#### Set exercise
Take the listing and print it in full, exactly as given.

Excerpt from a dataset
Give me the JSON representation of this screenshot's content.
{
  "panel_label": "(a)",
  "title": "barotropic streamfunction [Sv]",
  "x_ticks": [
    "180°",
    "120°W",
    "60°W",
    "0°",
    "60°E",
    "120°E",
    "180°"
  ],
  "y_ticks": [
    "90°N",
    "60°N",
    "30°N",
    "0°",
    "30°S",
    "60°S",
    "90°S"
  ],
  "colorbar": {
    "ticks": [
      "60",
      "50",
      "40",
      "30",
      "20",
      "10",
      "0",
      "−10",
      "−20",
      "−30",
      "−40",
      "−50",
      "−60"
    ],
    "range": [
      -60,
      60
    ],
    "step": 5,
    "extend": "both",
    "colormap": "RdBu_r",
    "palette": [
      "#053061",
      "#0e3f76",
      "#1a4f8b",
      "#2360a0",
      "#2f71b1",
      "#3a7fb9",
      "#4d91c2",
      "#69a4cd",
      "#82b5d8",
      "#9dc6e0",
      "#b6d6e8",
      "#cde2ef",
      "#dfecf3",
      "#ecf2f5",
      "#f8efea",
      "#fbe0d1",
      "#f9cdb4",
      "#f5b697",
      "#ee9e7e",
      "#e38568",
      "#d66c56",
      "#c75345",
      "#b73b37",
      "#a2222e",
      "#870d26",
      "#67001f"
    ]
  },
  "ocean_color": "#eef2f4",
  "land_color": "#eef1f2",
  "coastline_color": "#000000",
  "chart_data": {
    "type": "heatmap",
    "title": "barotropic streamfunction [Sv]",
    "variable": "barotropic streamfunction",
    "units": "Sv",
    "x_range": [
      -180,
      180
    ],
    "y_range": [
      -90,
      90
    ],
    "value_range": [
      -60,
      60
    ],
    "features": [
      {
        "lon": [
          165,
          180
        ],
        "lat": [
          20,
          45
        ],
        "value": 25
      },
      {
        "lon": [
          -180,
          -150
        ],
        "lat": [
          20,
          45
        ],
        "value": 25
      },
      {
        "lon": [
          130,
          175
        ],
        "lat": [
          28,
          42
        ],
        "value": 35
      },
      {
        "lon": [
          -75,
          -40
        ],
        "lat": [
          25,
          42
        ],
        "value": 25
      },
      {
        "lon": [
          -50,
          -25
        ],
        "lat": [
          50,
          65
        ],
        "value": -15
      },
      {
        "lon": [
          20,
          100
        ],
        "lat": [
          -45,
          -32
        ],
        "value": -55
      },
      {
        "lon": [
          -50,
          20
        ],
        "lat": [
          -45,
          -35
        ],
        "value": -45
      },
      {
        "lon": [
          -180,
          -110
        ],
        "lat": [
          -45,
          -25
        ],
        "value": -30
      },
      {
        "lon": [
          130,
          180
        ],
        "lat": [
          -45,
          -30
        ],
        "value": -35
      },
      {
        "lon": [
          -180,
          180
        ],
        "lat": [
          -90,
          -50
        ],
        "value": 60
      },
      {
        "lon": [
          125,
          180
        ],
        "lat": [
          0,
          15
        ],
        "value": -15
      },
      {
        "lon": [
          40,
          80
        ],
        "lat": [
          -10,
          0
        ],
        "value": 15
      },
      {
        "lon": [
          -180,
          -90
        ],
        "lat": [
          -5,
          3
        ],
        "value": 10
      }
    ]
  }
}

#### Task response
Give me the JSON representation of this screenshot's content.
{
  "panel_label": "(a)",
  "title": "barotropic streamfunction [Sv]",
  "x_ticks": [
    "180°",
    "120°W",
    "60°W",
    "0°",
    "60°E",
    "120°E",
    "180°"
  ],
  "y_ticks": [
    "90°N",
    "60°N",
    "30°N",
    "0°",
    "30°S",
    "60°S",
    "90°S"
  ],
  "colorbar": {
    "ticks": [
      "60",
      "50",
      "40",
      "30",
      "20",
      "10",
      "0",
      "−10",
      "−20",
      "−30",
      "−40",
      "−50",
      "−60"
    ],
    "range": [
      -60,
      60
    ],
    "step": 5,
    "extend": "both",
    "colormap": "RdBu_r",
    "palette": [
      "#053061",
      "#0e3f76",
      "#1a4f8b",
      "#2360a0",
      "#2f71b1",
      "#3a7fb9",
      "#4d91c2",
      "#69a4cd",
      "#82b5d8",
      "#9dc6e0",
      "#b6d6e8",
      "#cde2ef",
      "#dfecf3",
      "#ecf2f5",
      "#f8efea",
      "#fbe0d1",
      "#f9cdb4",
      "#f5b697",
      "#ee9e7e",
      "#e38568",
      "#d66c56",
      "#c75345",
      "#b73b37",
      "#a2222e",
      "#870d26",
      "#67001f"
    ]
  },
  "ocean_color": "#eef2f4",
  "land_color": "#eef1f2",
  "coastline_color": "#000000",
  "chart_data": {
    "type": "heatmap",
    "title": "barotropic streamfunction [Sv]",
    "variable": "barotropic streamfunction",
    "units": "Sv",
    "x_range": [
      -180,
      180
    ],
    "y_range": [
      -90,
      90
    ],
    "value_range": [
      -60,
      60
    ],
    "features": [
      {
        "lon": [
          165,
          180
        ],
        "lat": [
          20,
          45
        ],
        "value": 25
      },
      {
        "lon": [
          -180,
          -150
        ],
        "lat": [
          20,
          45
        ],
        "value": 25
      },
      {
        "lon": [
          130,
          175
        ],
        "lat": [
          28,
          42
        ],
        "value": 35
      },
      {
        "lon": [
          -75,
          -40
        ],
        "lat": [
          25,
          42
        ],
        "value": 25
      },
      {
        "lon": [
          -50,
          -25
        ],
        "lat": [
          50,
          65
        ],
        "value": -15
      },
      {
        "lon": [
          20,
          100
        ],
        "lat": [
          -45,
          -32
        ],
        "value": -55
      },
      {
        "lon": [
          -50,
          20
        ],
        "lat": [
          -45,
          -35
        ],
        "value": -45
      },
      {
        "lon": [
          -180,
          -110
        ],
        "lat": [
          -45,
          -25
        ],
        "value": -30
      },
      {
        "lon": [
          130,
          180
        ],
        "lat": [
          -45,
          -30
        ],
        "value": -35
      },
      {
        "lon": [
          -180,
          180
        ],
        "lat": [
          -90,
          -50
        ],
        "value": 60
      },
      {
        "lon": [
          125,
          180
        ],
        "lat": [
          0,
          15
        ],
        "value": -15
      },
      {
        "lon": [
          40,
          80
        ],
        "lat": [
          -10,
          0
        ],
        "value": 15
      },
      {
        "lon": [
          -180,
          -90
        ],
        "lat": [
          -5,
          3
        ],
        "value": 10
      }
    ]
  }
}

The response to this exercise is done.